§ EXCERPTED PASSAGE:

+++

Still, when it comes to the great narratives, I remain sceptical. Fairy tales can be vicious and very, very dark. They can also provide a way of denying the existence of evil altogether. The wars are a great example: it is not Satan who wages wars, people do. I’m lucky I ended up committing to this part of the world, though, for it’s very capacious. I could have ended up being fascinated with Hungary, which would be interesting, too, but Russia trumps it even just quantitatively. It covers vast swathes of the globe, its numerous cultures and religions making it remarkably universal. Meanwhile, the more homogenous we are, the more hermetic, self-centred, incomprehensible and uninteresting we become to the outside world.

Until recently, Russia had more confidence than Poland did, despite its experience of nationalism. Such a stance is also good for the development of culture, certainly. Russia didn’t feel such a need to prove its worth, to trace its past. It is, however, guilty of another sin, typical of many empires: the most interesting cultural endeavours are often discredited as ‘not ours’. Such is the case of Andrei Tarkovsky. Whenever I visited Russia, I would always hear: “Well, yes, but he isn’t very Russian.” So the fascinating explorations insult the national values. But art is about probing and questioning, that’s how you keep it alive. People are still doing it today, such as Andrey Zvyagintsev. When talking about his film Leviathan, I was also told: “Not ours.” But it is a movie that tells a story about Putin’s structures, and a situation in which something bad can happen to you because you were drawn into something without even realizing it.

Is that why criticism doesnt reach the inside, choosing to look for the evil outside instead?

+++

§ PROVIDED MATERIAL:

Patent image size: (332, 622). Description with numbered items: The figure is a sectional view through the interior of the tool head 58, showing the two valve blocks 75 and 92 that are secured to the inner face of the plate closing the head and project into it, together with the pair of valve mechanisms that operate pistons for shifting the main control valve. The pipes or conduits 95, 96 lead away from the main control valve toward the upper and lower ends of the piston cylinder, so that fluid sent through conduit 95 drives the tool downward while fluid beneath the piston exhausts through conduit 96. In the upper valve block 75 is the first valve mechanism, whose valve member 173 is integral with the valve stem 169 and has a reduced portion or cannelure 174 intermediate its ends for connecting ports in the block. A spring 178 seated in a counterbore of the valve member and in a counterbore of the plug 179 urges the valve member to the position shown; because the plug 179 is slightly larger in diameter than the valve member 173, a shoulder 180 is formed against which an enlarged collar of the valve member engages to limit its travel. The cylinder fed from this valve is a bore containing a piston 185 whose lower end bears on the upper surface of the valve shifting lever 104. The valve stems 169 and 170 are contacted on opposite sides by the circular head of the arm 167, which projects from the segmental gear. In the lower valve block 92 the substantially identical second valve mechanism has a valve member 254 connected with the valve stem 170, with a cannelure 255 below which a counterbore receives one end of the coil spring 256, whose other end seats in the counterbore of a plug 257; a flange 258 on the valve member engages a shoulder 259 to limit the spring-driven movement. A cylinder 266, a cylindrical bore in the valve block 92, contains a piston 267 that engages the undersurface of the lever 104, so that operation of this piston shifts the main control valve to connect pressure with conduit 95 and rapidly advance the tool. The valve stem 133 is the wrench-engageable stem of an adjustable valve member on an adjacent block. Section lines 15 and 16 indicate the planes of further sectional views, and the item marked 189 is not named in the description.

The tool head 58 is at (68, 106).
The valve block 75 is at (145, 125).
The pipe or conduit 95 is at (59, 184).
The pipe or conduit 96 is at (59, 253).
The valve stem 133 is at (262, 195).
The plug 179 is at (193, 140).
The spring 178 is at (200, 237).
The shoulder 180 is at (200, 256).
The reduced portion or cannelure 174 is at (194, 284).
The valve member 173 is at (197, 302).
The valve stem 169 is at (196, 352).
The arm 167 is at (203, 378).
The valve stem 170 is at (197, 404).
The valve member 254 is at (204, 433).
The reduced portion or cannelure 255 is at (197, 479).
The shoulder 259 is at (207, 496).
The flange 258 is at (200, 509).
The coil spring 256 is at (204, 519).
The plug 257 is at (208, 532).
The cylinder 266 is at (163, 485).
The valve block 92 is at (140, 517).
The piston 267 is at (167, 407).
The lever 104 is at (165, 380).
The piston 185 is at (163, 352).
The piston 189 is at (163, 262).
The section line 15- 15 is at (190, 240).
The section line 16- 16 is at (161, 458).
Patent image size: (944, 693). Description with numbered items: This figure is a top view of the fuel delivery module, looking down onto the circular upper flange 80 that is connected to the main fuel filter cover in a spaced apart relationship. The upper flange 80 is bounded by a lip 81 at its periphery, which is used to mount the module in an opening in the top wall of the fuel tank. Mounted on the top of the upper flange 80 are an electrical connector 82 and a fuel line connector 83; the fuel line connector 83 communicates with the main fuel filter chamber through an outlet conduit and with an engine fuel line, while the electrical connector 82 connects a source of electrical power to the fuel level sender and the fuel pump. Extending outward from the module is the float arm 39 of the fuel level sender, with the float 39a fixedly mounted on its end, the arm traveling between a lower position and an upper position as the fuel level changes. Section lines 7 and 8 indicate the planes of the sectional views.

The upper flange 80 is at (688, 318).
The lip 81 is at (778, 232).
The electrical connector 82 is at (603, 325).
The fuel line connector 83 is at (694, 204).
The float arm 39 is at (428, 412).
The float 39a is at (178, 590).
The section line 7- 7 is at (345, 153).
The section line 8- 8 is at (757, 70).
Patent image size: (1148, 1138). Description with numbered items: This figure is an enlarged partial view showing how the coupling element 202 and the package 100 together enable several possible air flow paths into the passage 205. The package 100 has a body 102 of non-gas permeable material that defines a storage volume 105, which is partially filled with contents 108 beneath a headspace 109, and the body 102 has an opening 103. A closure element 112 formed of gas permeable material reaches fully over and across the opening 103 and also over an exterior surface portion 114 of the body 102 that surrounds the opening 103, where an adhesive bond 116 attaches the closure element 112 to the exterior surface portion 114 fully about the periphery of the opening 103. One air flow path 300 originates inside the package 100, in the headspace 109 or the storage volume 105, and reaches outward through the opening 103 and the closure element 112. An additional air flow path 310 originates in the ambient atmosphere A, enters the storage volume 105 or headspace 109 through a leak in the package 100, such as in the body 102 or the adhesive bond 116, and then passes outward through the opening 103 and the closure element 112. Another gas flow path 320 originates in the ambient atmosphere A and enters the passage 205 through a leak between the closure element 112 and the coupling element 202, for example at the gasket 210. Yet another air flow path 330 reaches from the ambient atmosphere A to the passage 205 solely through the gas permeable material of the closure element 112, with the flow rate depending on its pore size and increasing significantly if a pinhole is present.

+++

§ EXERCISES TO COMPLETE:
1. Answer from the passage on Russia and its culture:
(a) Who does the passage say wages wars?
(b) Which filmmaker's work is said to draw the remark "Well, yes, but he isn't very Russian"?
(c) What is the name of the Andrey Zvyagintsev film mentioned?
2. Translate into Spanish this sentence from the passage on Russia and its culture: "Russia didn’t feel such a need to prove its worth, to trace its past."

§ ANSWERS TO THE PROBLEMS:
1.
(a) People do, not Satan.
(b) Andrei Tarkovsky.
(c) Leviathan.

2. Rusia no sentía tanta necesidad de demostrar su valía, de rastrear su pasado.